SET PROBLEM:
Read the lines that follow and pick out every one containing the word "name".

Stored items
--- BEGIN ---

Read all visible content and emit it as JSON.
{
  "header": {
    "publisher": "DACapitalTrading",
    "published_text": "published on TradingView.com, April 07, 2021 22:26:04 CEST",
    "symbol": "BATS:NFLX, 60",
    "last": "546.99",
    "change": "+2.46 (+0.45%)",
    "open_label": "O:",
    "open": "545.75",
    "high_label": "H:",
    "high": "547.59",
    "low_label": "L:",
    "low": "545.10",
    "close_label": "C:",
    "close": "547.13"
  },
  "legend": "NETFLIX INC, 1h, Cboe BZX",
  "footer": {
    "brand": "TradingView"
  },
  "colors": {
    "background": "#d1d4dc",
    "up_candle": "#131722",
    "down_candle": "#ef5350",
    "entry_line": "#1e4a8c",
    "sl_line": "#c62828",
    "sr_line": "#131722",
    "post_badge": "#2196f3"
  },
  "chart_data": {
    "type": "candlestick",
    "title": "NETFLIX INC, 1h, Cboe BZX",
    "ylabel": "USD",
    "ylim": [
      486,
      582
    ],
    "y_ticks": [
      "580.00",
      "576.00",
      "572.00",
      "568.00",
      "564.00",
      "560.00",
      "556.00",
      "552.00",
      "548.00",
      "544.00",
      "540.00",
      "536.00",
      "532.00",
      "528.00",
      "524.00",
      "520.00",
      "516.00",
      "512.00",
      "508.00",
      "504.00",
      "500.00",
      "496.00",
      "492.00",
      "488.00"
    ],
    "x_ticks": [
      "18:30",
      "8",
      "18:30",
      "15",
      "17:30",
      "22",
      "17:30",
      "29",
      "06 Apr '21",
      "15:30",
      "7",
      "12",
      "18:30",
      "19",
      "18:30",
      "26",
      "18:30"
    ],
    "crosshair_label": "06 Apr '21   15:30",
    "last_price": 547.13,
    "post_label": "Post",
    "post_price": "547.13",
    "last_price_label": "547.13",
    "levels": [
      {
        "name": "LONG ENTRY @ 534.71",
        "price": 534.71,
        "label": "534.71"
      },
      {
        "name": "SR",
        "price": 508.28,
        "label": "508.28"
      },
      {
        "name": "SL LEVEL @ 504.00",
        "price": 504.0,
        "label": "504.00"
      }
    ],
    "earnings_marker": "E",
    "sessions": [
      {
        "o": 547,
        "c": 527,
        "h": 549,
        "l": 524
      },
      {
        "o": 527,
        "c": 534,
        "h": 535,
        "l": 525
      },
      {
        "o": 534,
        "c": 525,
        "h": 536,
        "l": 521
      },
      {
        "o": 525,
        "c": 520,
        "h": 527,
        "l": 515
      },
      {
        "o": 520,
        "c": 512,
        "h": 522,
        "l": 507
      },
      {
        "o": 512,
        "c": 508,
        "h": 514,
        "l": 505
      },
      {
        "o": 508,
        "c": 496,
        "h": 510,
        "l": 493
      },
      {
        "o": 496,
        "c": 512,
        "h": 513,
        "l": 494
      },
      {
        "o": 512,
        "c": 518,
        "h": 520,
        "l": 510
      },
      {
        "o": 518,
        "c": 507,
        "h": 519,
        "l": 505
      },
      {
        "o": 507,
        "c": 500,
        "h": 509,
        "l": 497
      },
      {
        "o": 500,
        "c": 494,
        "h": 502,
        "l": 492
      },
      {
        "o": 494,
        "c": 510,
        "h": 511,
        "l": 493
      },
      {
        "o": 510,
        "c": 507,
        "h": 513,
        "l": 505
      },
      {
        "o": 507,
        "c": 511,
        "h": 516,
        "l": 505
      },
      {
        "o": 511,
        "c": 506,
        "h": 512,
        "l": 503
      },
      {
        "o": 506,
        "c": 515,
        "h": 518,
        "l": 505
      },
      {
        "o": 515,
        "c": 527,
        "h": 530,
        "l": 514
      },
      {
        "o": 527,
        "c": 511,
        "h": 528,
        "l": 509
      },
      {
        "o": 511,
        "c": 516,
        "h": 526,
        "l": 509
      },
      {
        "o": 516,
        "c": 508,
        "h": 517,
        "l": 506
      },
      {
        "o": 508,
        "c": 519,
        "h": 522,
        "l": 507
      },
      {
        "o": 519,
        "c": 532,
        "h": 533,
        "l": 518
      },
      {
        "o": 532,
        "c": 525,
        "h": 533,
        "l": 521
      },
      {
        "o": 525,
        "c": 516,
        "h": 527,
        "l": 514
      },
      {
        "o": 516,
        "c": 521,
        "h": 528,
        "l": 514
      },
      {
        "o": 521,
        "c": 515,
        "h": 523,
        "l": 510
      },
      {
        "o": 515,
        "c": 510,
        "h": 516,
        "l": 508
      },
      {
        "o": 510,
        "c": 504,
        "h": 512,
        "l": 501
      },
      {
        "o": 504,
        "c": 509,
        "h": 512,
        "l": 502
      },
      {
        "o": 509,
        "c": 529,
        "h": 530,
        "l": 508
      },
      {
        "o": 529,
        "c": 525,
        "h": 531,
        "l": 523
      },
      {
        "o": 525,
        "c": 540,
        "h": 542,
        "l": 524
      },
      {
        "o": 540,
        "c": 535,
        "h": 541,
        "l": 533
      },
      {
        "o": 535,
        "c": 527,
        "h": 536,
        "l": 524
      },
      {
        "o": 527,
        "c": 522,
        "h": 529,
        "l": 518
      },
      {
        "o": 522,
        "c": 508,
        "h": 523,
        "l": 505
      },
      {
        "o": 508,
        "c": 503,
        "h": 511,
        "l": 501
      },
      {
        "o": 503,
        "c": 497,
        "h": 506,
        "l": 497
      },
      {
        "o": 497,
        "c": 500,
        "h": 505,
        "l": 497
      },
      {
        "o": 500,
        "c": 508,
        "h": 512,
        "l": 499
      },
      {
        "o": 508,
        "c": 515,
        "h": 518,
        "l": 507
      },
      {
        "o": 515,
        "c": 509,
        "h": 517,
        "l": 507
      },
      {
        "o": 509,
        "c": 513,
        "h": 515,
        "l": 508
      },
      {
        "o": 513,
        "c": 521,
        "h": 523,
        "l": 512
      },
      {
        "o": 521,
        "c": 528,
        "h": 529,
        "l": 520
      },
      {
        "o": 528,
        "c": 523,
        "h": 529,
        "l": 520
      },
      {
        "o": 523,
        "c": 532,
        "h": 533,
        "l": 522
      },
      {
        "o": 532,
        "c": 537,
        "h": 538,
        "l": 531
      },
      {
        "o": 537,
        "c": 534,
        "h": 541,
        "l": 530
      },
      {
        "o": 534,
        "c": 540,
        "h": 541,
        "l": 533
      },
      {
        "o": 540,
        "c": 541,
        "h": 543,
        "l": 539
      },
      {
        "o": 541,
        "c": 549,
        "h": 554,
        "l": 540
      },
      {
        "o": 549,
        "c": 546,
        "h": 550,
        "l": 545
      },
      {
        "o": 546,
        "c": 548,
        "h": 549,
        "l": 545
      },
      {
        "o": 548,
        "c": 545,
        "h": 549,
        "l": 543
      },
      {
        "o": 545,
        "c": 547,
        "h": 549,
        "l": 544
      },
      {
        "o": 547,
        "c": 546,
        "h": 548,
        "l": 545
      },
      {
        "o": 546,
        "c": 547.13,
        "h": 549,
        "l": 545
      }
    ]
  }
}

--- END ---

FINISHED EXERCISE:
        "name": "LONG ENTRY @ 534.71",
        "name": "SR",
        "name": "SL LEVEL @ 504.00",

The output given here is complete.